[TASK DESCRIPTION]: Transcribe all of the material exactly, except for its pictures.

[DATA SUPPLIED]:
>> Start
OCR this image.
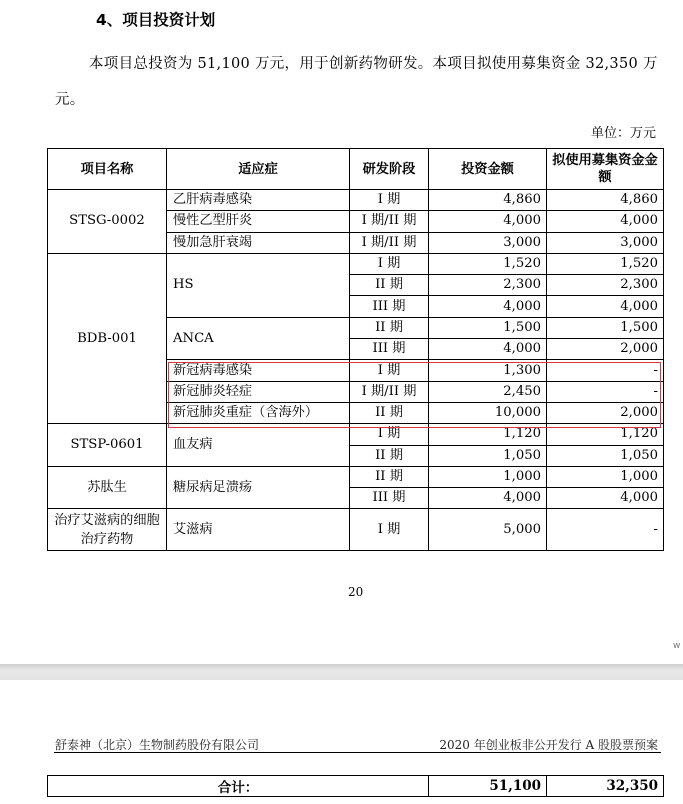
4、项目投资计划
本项目总投资为 51,100 万元，用于创新药物研发。本项目拟使用募集资金 32,350 万元。
单位：万元
项目名称	适应症	研发阶段	投资金额	拟使用募集资金金额
STSG-0002	乙肝病毒感染	I 期	4,860	4,860
	慢性乙型肝炎	I 期/II 期	4,000	4,000
	慢加急肝衰竭	I 期/II 期	3,000	3,000
BDB-001	HS	I 期	1,520	1,520
		II 期	2,300	2,300
		III 期	4,000	4,000
	ANCA	II 期	1,500	1,500
		III 期	4,000	2,000
	新冠病毒感染	I 期	1,300	-
	新冠肺炎轻症	I 期/II 期	2,450	-
	新冠肺炎重症（含海外）	II 期	10,000	2,000
STSP-0601	血友病	I 期	1,120	1,120
		II 期	1,050	1,050
苏肽生	糖尿病足溃疡	II 期	1,000	1,000
		III 期	4,000	4,000
治疗艾滋病的细胞治疗药物	艾滋病	I 期	5,000	-
20
w
舒泰神（北京）生物制药股份有限公司	2020 年创业板非公开发行 A 股股票预案
合计：	51,100	32,350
>> End
[WRITTEN ANSWER]:
OCR this image.
4、项目投资计划
本项目总投资为 51,100 万元，用于创新药物研发。本项目拟使用募集资金 32,350 万元。
单位：万元
项目名称	适应症	研发阶段	投资金额	拟使用募集资金金额
STSG-0002	乙肝病毒感染	I 期	4,860	4,860
	慢性乙型肝炎	I 期/II 期	4,000	4,000
	慢加急肝衰竭	I 期/II 期	3,000	3,000
BDB-001	HS	I 期	1,520	1,520
		II 期	2,300	2,300
		III 期	4,000	4,000
	ANCA	II 期	1,500	1,500
		III 期	4,000	2,000
	新冠病毒感染	I 期	1,300	-
	新冠肺炎轻症	I 期/II 期	2,450	-
	新冠肺炎重症（含海外）	II 期	10,000	2,000
STSP-0601	血友病	I 期	1,120	1,120
		II 期	1,050	1,050
苏肽生	糖尿病足溃疡	II 期	1,000	1,000
		III 期	4,000	4,000
治疗艾滋病的细胞治疗药物	艾滋病	I 期	5,000	-
20
w
舒泰神（北京）生物制药股份有限公司	2020 年创业板非公开发行 A 股股票预案
合计：	51,100	32,350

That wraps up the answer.